▸ **Given task**
Copy out the listing that follows, exact in every word, and skip the images.
====== Provided records ======
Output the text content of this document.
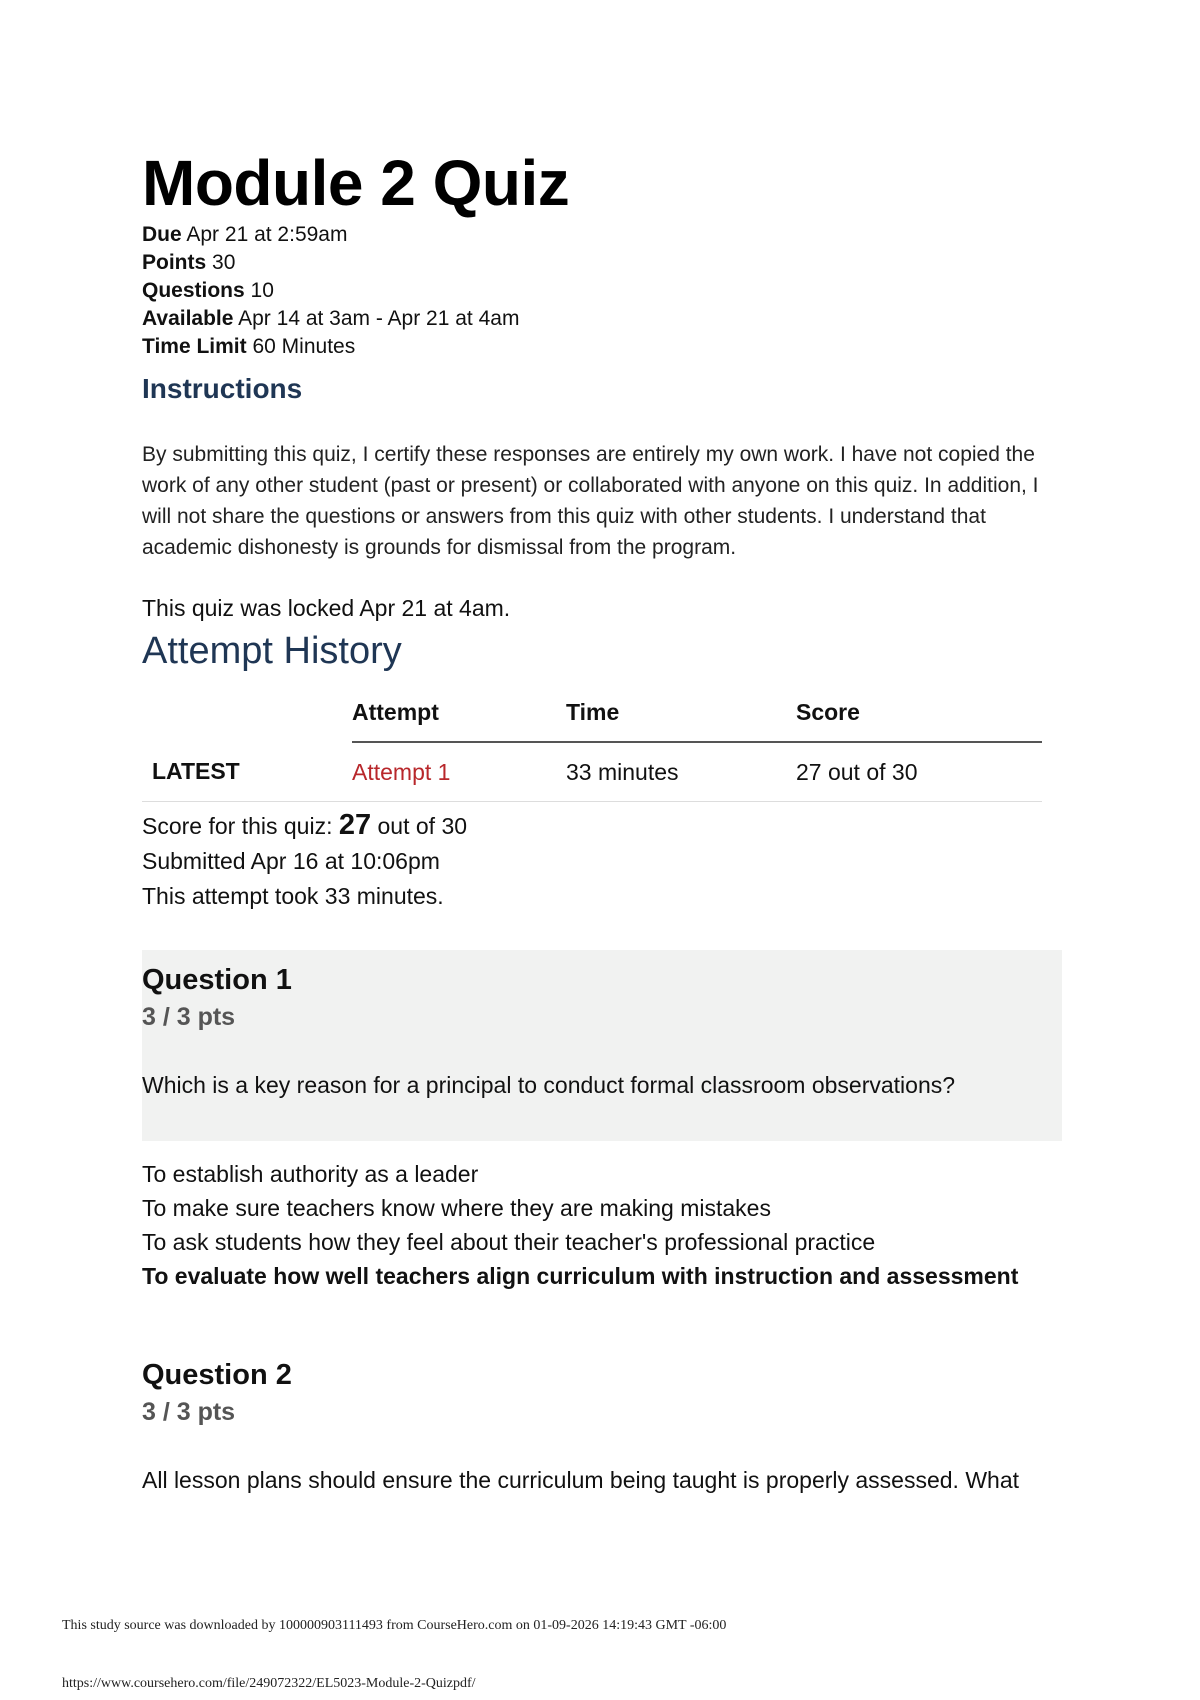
Module 2 Quiz
Due Apr 21 at 2:59am
Points 30
Questions 10
Available Apr 14 at 3am - Apr 21 at 4am
Time Limit 60 Minutes
Instructions
By submitting this quiz, I certify these responses are entirely my own work. I have not copied the work of any other student (past or present) or collaborated with anyone on this quiz. In addition, I will not share the questions or answers from this quiz with other students. I understand that academic dishonesty is grounds for dismissal from the program.
This quiz was locked Apr 21 at 4am.
Attempt History
	Attempt	Time	Score
LATEST	Attempt 1	33 minutes	27 out of 30
Score for this quiz: 27 out of 30
Submitted Apr 16 at 10:06pm
This attempt took 33 minutes.
Question 1
3 / 3 pts
Which is a key reason for a principal to conduct formal classroom observations?
To establish authority as a leader
To make sure teachers know where they are making mistakes
To ask students how they feel about their teacher's professional practice
To evaluate how well teachers align curriculum with instruction and assessment
Question 2
3 / 3 pts
All lesson plans should ensure the curriculum being taught is properly assessed. What
This study source was downloaded by 100000903111493 from CourseHero.com on 01-09-2026 14:19:43 GMT -06:00
https://www.coursehero.com/file/249072322/EL5023-Module-2-Quizpdf/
======
▸ **Answer to this exercise**
Output the text content of this document.
Module 2 Quiz
Due Apr 21 at 2:59am
Points 30
Questions 10
Available Apr 14 at 3am - Apr 21 at 4am
Time Limit 60 Minutes
Instructions
By submitting this quiz, I certify these responses are entirely my own work. I have not copied the work of any other student (past or present) or collaborated with anyone on this quiz. In addition, I will not share the questions or answers from this quiz with other students. I understand that academic dishonesty is grounds for dismissal from the program.
This quiz was locked Apr 21 at 4am.
Attempt History
	Attempt	Time	Score
LATEST	Attempt 1	33 minutes	27 out of 30
Score for this quiz: 27 out of 30
Submitted Apr 16 at 10:06pm
This attempt took 33 minutes.
Question 1
3 / 3 pts
Which is a key reason for a principal to conduct formal classroom observations?
To establish authority as a leader
To make sure teachers know where they are making mistakes
To ask students how they feel about their teacher's professional practice
To evaluate how well teachers align curriculum with instruction and assessment
Question 2
3 / 3 pts
All lesson plans should ensure the curriculum being taught is properly assessed. What
This study source was downloaded by 100000903111493 from CourseHero.com on 01-09-2026 14:19:43 GMT -06:00
https://www.coursehero.com/file/249072322/EL5023-Module-2-Quizpdf/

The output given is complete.